-- start of Dataset --
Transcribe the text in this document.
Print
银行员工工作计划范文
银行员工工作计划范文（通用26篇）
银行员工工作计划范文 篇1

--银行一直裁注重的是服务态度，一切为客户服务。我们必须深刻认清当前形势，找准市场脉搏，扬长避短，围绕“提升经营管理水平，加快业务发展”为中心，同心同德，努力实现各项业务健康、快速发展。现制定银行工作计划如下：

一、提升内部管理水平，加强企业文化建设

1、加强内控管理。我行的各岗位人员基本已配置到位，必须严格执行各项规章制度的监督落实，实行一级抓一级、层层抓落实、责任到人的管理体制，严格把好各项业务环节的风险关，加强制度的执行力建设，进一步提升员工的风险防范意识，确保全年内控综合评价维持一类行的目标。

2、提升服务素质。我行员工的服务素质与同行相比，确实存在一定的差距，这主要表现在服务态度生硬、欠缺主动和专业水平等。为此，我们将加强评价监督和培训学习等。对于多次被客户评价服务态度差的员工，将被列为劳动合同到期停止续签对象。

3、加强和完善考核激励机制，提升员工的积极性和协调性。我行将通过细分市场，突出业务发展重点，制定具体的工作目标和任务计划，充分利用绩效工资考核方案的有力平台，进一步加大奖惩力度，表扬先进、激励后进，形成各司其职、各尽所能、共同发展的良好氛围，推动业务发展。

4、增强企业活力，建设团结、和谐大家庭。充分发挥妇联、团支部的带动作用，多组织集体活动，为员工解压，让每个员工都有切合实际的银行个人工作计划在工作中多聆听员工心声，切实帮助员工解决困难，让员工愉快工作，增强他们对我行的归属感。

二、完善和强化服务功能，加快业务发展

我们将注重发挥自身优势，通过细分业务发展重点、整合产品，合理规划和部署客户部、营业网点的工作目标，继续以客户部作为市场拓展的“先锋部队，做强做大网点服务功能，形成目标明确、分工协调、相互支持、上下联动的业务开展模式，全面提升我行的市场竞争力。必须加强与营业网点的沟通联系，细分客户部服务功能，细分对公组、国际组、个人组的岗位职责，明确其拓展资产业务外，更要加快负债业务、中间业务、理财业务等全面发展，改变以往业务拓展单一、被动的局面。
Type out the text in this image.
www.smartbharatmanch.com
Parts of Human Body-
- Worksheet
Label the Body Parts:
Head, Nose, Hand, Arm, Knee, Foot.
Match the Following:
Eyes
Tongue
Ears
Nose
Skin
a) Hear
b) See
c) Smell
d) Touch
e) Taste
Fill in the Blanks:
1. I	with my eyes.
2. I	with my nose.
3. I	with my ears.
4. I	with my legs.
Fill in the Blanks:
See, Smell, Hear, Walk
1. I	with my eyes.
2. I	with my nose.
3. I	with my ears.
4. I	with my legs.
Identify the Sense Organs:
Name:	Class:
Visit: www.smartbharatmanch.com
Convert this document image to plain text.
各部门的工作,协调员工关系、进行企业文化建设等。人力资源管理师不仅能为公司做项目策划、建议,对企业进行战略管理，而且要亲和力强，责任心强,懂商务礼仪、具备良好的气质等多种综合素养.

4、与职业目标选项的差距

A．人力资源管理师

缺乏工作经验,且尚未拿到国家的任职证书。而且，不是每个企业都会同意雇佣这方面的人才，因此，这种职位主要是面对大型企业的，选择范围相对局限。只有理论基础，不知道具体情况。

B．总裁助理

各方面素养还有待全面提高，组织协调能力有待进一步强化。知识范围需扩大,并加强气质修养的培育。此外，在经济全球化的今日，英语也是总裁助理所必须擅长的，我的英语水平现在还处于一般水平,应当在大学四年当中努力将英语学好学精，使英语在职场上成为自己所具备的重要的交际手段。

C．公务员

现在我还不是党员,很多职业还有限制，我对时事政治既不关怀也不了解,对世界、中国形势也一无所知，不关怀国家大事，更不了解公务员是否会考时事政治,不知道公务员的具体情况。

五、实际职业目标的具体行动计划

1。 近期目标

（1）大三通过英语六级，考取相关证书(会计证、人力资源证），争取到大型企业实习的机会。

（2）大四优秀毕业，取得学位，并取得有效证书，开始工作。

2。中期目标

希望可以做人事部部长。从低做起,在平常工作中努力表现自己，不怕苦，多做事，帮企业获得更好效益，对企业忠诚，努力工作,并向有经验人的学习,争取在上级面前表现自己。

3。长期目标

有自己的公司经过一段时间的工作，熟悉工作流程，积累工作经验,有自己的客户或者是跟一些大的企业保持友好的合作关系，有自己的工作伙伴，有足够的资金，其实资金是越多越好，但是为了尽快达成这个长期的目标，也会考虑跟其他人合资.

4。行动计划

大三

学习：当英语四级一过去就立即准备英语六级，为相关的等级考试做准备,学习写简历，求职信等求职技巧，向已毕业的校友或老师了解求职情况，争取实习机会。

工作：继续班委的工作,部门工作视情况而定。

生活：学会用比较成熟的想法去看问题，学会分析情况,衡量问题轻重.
-- end of Dataset --
**To do:** Starting with the line that contains "Convert this document image to plain text.", output every line through the end of the listing above, unchanged.

**Output below:**
Convert this document image to plain text.
各部门的工作,协调员工关系、进行企业文化建设等。人力资源管理师不仅能为公司做项目策划、建议,对企业进行战略管理，而且要亲和力强，责任心强,懂商务礼仪、具备良好的气质等多种综合素养.

4、与职业目标选项的差距

A．人力资源管理师

缺乏工作经验,且尚未拿到国家的任职证书。而且，不是每个企业都会同意雇佣这方面的人才，因此，这种职位主要是面对大型企业的，选择范围相对局限。只有理论基础，不知道具体情况。

B．总裁助理

各方面素养还有待全面提高，组织协调能力有待进一步强化。知识范围需扩大,并加强气质修养的培育。此外，在经济全球化的今日，英语也是总裁助理所必须擅长的，我的英语水平现在还处于一般水平,应当在大学四年当中努力将英语学好学精，使英语在职场上成为自己所具备的重要的交际手段。

C．公务员

现在我还不是党员,很多职业还有限制，我对时事政治既不关怀也不了解,对世界、中国形势也一无所知，不关怀国家大事，更不了解公务员是否会考时事政治,不知道公务员的具体情况。

五、实际职业目标的具体行动计划

1。 近期目标

（1）大三通过英语六级，考取相关证书(会计证、人力资源证），争取到大型企业实习的机会。

（2）大四优秀毕业，取得学位，并取得有效证书，开始工作。

2。中期目标

希望可以做人事部部长。从低做起,在平常工作中努力表现自己，不怕苦，多做事，帮企业获得更好效益，对企业忠诚，努力工作,并向有经验人的学习,争取在上级面前表现自己。

3。长期目标

有自己的公司经过一段时间的工作，熟悉工作流程，积累工作经验,有自己的客户或者是跟一些大的企业保持友好的合作关系，有自己的工作伙伴，有足够的资金，其实资金是越多越好，但是为了尽快达成这个长期的目标，也会考虑跟其他人合资.

4。行动计划

大三

学习：当英语四级一过去就立即准备英语六级，为相关的等级考试做准备,学习写简历，求职信等求职技巧，向已毕业的校友或老师了解求职情况，争取实习机会。

工作：继续班委的工作,部门工作视情况而定。

生活：学会用比较成熟的想法去看问题，学会分析情况,衡量问题轻重.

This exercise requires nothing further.